ENTRIES PROVIDED:
## START
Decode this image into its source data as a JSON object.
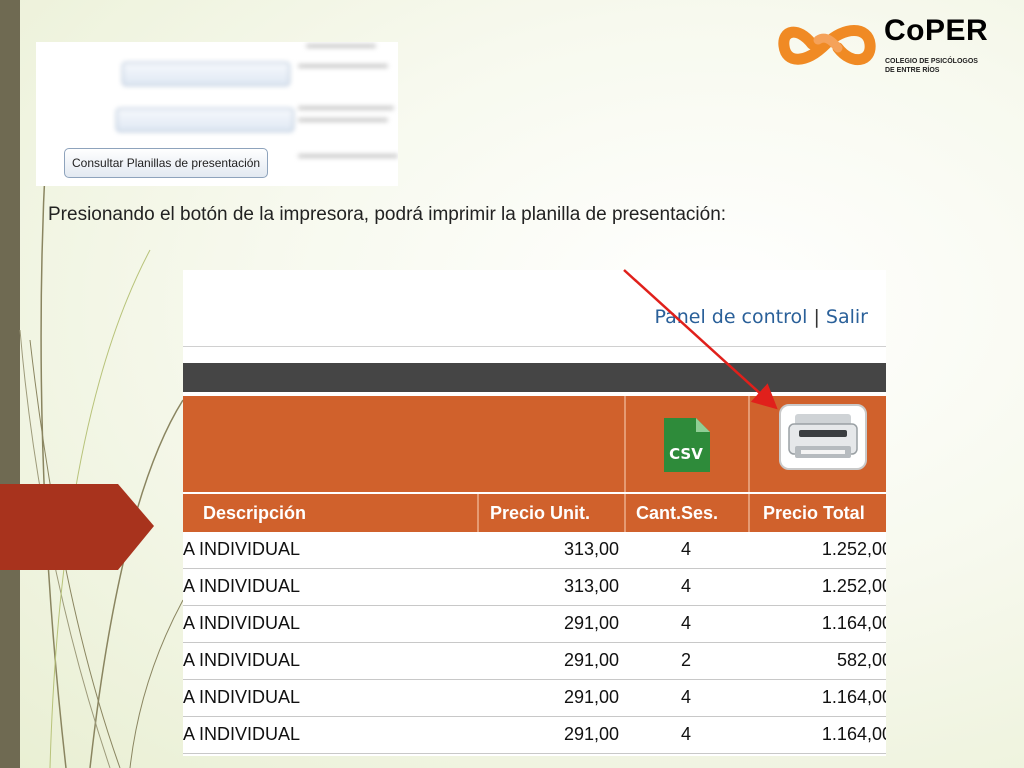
{
  "logo": {
    "name": "CoPER",
    "subtitle_line1": "COLEGIO DE PSICÓLOGOS",
    "subtitle_line2": "DE ENTRE RÍOS"
  },
  "thumb": {
    "consult_button": "Consultar Planillas de presentación"
  },
  "instruction": "Presionando el botón de la impresora, podrá imprimir la planilla de presentación:",
  "panel": {
    "control_link": "Panel de control",
    "separator": "|",
    "logout_link": "Salir"
  },
  "table": {
    "csv_label": "CSV",
    "headers": {
      "descripcion": "Descripción",
      "precio_unit": "Precio Unit.",
      "cant_ses": "Cant.Ses.",
      "precio_total": "Precio Total"
    },
    "rows": [
      {
        "desc": "A INDIVIDUAL",
        "unit": "313,00",
        "cant": "4",
        "total": "1.252,00"
      },
      {
        "desc": "A INDIVIDUAL",
        "unit": "313,00",
        "cant": "4",
        "total": "1.252,00"
      },
      {
        "desc": "A INDIVIDUAL",
        "unit": "291,00",
        "cant": "4",
        "total": "1.164,00"
      },
      {
        "desc": "A INDIVIDUAL",
        "unit": "291,00",
        "cant": "2",
        "total": "582,00"
      },
      {
        "desc": "A INDIVIDUAL",
        "unit": "291,00",
        "cant": "4",
        "total": "1.164,00"
      },
      {
        "desc": "A INDIVIDUAL",
        "unit": "291,00",
        "cant": "4",
        "total": "1.164,00"
      }
    ]
  },
  "colors": {
    "header_orange": "#d0612c",
    "dark_bar": "#454545",
    "link_blue": "#2a6099",
    "csv_green": "#2e8b3a",
    "arrow_red": "#e0201b",
    "logo_orange": "#f08a24"
  }
}
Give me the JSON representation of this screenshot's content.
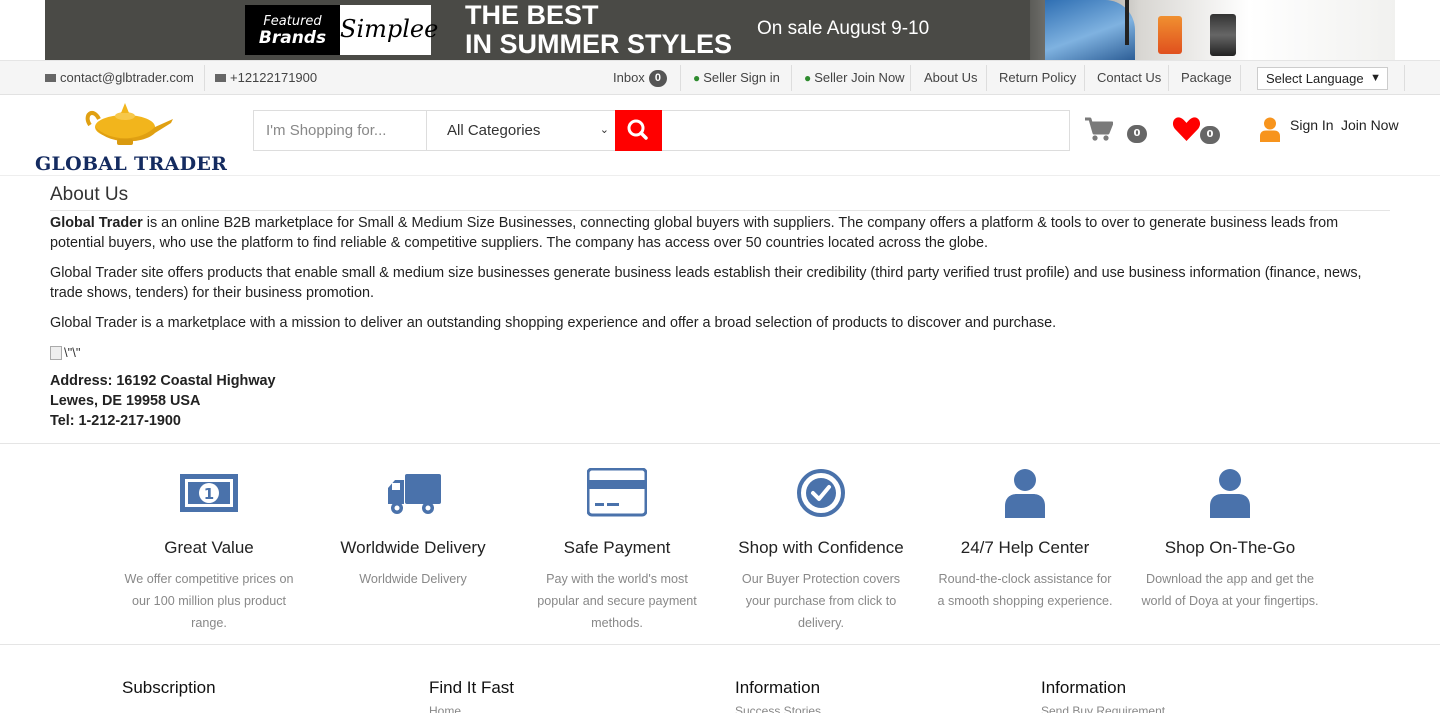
{
  "banner": {
    "featured_line1": "Featured",
    "featured_line2": "Brands",
    "brand_name": "Simplee",
    "headline_line1": "THE BEST",
    "headline_line2": "IN SUMMER STYLES",
    "sale_text": "On sale August 9-10"
  },
  "topbar": {
    "email": "contact@glbtrader.com",
    "phone": "+12122171900",
    "inbox_label": "Inbox",
    "inbox_count": "0",
    "seller_signin": "Seller Sign in",
    "seller_join": "Seller Join Now",
    "about_us": "About Us",
    "return_policy": "Return Policy",
    "contact_us": "Contact Us",
    "package": "Package",
    "language": "Select Language"
  },
  "header": {
    "logo_text": "GLOBAL TRADER",
    "search_placeholder": "I'm Shopping for...",
    "category": "All Categories",
    "cart_count": "0",
    "wishlist_count": "0",
    "sign_in": "Sign In",
    "join_now": "Join Now"
  },
  "colors": {
    "accent_red": "#ff0000",
    "icon_blue": "#4a72ab",
    "logo_navy": "#142b60",
    "user_orange": "#f7941d"
  },
  "content": {
    "title": "About Us",
    "p1_bold": "Global Trader",
    "p1_rest": " is an online B2B marketplace for Small & Medium Size Businesses, connecting global buyers with suppliers. The company offers a platform & tools to over to generate business leads from potential buyers, who use the platform to find reliable & competitive suppliers. The company has access over 50 countries located across the globe.",
    "p2": "Global Trader site offers products that enable small & medium size businesses generate business leads  establish their credibility (third party verified trust profile) and use business information (finance, news, trade shows, tenders) for their business promotion.",
    "p3": "Global Trader is a marketplace with a mission to deliver an outstanding shopping experience and offer a broad selection of products to discover and purchase.",
    "broken_image_alt": "\\\"\\\"",
    "address_line1": "Address: 16192 Coastal Highway",
    "address_line2": "Lewes, DE 19958 USA",
    "tel": "Tel: 1-212-217-1900"
  },
  "features": [
    {
      "icon": "money-icon",
      "title": "Great Value",
      "desc": "We offer competitive prices on our 100 million plus product range."
    },
    {
      "icon": "truck-icon",
      "title": "Worldwide Delivery",
      "desc": "Worldwide Delivery"
    },
    {
      "icon": "credit-card-icon",
      "title": "Safe Payment",
      "desc": "Pay with the world's most popular and secure payment methods."
    },
    {
      "icon": "check-circle-icon",
      "title": "Shop with Confidence",
      "desc": "Our Buyer Protection covers your purchase from click to delivery."
    },
    {
      "icon": "user-icon",
      "title": "24/7 Help Center",
      "desc": "Round-the-clock assistance for a smooth shopping experience."
    },
    {
      "icon": "user-icon",
      "title": "Shop On-The-Go",
      "desc": "Download the app and get the world of Doya at your fingertips."
    }
  ],
  "footer": {
    "columns": [
      {
        "heading": "Subscription",
        "first_link": ""
      },
      {
        "heading": "Find It Fast",
        "first_link": "Home"
      },
      {
        "heading": "Information",
        "first_link": "Success Stories"
      },
      {
        "heading": "Information",
        "first_link": "Send Buy Requirement"
      }
    ]
  }
}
## END
EXERCISE BRIEF: Print each line of the material above exactly, with the pictures removed from your copy.

COMPLETED TASK:
Decode this image into its source data as a JSON object.
{
  "logo": {
    "name": "CoPER",
    "subtitle_line1": "COLEGIO DE PSICÓLOGOS",
    "subtitle_line2": "DE ENTRE RÍOS"
  },
  "thumb": {
    "consult_button": "Consultar Planillas de presentación"
  },
  "instruction": "Presionando el botón de la impresora, podrá imprimir la planilla de presentación:",
  "panel": {
    "control_link": "Panel de control",
    "separator": "|",
    "logout_link": "Salir"
  },
  "table": {
    "csv_label": "CSV",
    "headers": {
      "descripcion": "Descripción",
      "precio_unit": "Precio Unit.",
      "cant_ses": "Cant.Ses.",
      "precio_total": "Precio Total"
    },
    "rows": [
      {
        "desc": "A INDIVIDUAL",
        "unit": "313,00",
        "cant": "4",
        "total": "1.252,00"
      },
      {
        "desc": "A INDIVIDUAL",
        "unit": "313,00",
        "cant": "4",
        "total": "1.252,00"
      },
      {
        "desc": "A INDIVIDUAL",
        "unit": "291,00",
        "cant": "4",
        "total": "1.164,00"
      },
      {
        "desc": "A INDIVIDUAL",
        "unit": "291,00",
        "cant": "2",
        "total": "582,00"
      },
      {
        "desc": "A INDIVIDUAL",
        "unit": "291,00",
        "cant": "4",
        "total": "1.164,00"
      },
      {
        "desc": "A INDIVIDUAL",
        "unit": "291,00",
        "cant": "4",
        "total": "1.164,00"
      }
    ]
  },
  "colors": {
    "header_orange": "#d0612c",
    "dark_bar": "#454545",
    "link_blue": "#2a6099",
    "csv_green": "#2e8b3a",
    "arrow_red": "#e0201b",
    "logo_orange": "#f08a24"
  }
}
Give me the JSON representation of this screenshot's content.
{
  "banner": {
    "featured_line1": "Featured",
    "featured_line2": "Brands",
    "brand_name": "Simplee",
    "headline_line1": "THE BEST",
    "headline_line2": "IN SUMMER STYLES",
    "sale_text": "On sale August 9-10"
  },
  "topbar": {
    "email": "contact@glbtrader.com",
    "phone": "+12122171900",
    "inbox_label": "Inbox",
    "inbox_count": "0",
    "seller_signin": "Seller Sign in",
    "seller_join": "Seller Join Now",
    "about_us": "About Us",
    "return_policy": "Return Policy",
    "contact_us": "Contact Us",
    "package": "Package",
    "language": "Select Language"
  },
  "header": {
    "logo_text": "GLOBAL TRADER",
    "search_placeholder": "I'm Shopping for...",
    "category": "All Categories",
    "cart_count": "0",
    "wishlist_count": "0",
    "sign_in": "Sign In",
    "join_now": "Join Now"
  },
  "colors": {
    "accent_red": "#ff0000",
    "icon_blue": "#4a72ab",
    "logo_navy": "#142b60",
    "user_orange": "#f7941d"
  },
  "content": {
    "title": "About Us",
    "p1_bold": "Global Trader",
    "p1_rest": " is an online B2B marketplace for Small & Medium Size Businesses, connecting global buyers with suppliers. The company offers a platform & tools to over to generate business leads from potential buyers, who use the platform to find reliable & competitive suppliers. The company has access over 50 countries located across the globe.",
    "p2": "Global Trader site offers products that enable small & medium size businesses generate business leads  establish their credibility (third party verified trust profile) and use business information (finance, news, trade shows, tenders) for their business promotion.",
    "p3": "Global Trader is a marketplace with a mission to deliver an outstanding shopping experience and offer a broad selection of products to discover and purchase.",
    "broken_image_alt": "\\\"\\\"",
    "address_line1": "Address: 16192 Coastal Highway",
    "address_line2": "Lewes, DE 19958 USA",
    "tel": "Tel: 1-212-217-1900"
  },
  "features": [
    {
      "icon": "money-icon",
      "title": "Great Value",
      "desc": "We offer competitive prices on our 100 million plus product range."
    },
    {
      "icon": "truck-icon",
      "title": "Worldwide Delivery",
      "desc": "Worldwide Delivery"
    },
    {
      "icon": "credit-card-icon",
      "title": "Safe Payment",
      "desc": "Pay with the world's most popular and secure payment methods."
    },
    {
      "icon": "check-circle-icon",
      "title": "Shop with Confidence",
      "desc": "Our Buyer Protection covers your purchase from click to delivery."
    },
    {
      "icon": "user-icon",
      "title": "24/7 Help Center",
      "desc": "Round-the-clock assistance for a smooth shopping experience."
    },
    {
      "icon": "user-icon",
      "title": "Shop On-The-Go",
      "desc": "Download the app and get the world of Doya at your fingertips."
    }
  ],
  "footer": {
    "columns": [
      {
        "heading": "Subscription",
        "first_link": ""
      },
      {
        "heading": "Find It Fast",
        "first_link": "Home"
      },
      {
        "heading": "Information",
        "first_link": "Success Stories"
      },
      {
        "heading": "Information",
        "first_link": "Send Buy Requirement"
      }
    ]
  }
}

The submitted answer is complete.